#### RECORDS SUPPLIED ####
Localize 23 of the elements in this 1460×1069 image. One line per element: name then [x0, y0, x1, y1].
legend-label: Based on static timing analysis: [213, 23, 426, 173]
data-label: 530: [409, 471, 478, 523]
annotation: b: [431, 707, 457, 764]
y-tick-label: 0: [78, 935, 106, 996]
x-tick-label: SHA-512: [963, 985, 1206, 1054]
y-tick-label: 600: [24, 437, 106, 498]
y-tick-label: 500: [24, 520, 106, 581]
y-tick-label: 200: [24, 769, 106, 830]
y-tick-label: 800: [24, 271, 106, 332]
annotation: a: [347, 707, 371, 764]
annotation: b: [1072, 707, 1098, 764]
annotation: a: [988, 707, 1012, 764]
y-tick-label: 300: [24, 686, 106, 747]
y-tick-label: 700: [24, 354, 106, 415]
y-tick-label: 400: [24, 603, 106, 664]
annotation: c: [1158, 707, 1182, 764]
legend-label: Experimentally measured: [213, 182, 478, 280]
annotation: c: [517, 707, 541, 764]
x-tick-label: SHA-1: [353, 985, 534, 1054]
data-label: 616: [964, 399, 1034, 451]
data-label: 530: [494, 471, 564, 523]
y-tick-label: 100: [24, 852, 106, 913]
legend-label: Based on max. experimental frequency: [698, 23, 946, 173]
####
* _WHAT THE TASK REQUIRES_: Transcribe the entries word for word, starting at the beginning and ending with the line that contains "annotation: c: [1158, 707, 1182, 764]".

* _FINAL ANSWER_:
Localize 23 of the elements in this 1460×1069 image. One line per element: name then [x0, y0, x1, y1].
legend-label: Based on static timing analysis: [213, 23, 426, 173]
data-label: 530: [409, 471, 478, 523]
annotation: b: [431, 707, 457, 764]
y-tick-label: 0: [78, 935, 106, 996]
x-tick-label: SHA-512: [963, 985, 1206, 1054]
y-tick-label: 600: [24, 437, 106, 498]
y-tick-label: 500: [24, 520, 106, 581]
y-tick-label: 200: [24, 769, 106, 830]
y-tick-label: 800: [24, 271, 106, 332]
annotation: a: [347, 707, 371, 764]
annotation: b: [1072, 707, 1098, 764]
annotation: a: [988, 707, 1012, 764]
y-tick-label: 300: [24, 686, 106, 747]
y-tick-label: 700: [24, 354, 106, 415]
y-tick-label: 400: [24, 603, 106, 664]
annotation: c: [1158, 707, 1182, 764]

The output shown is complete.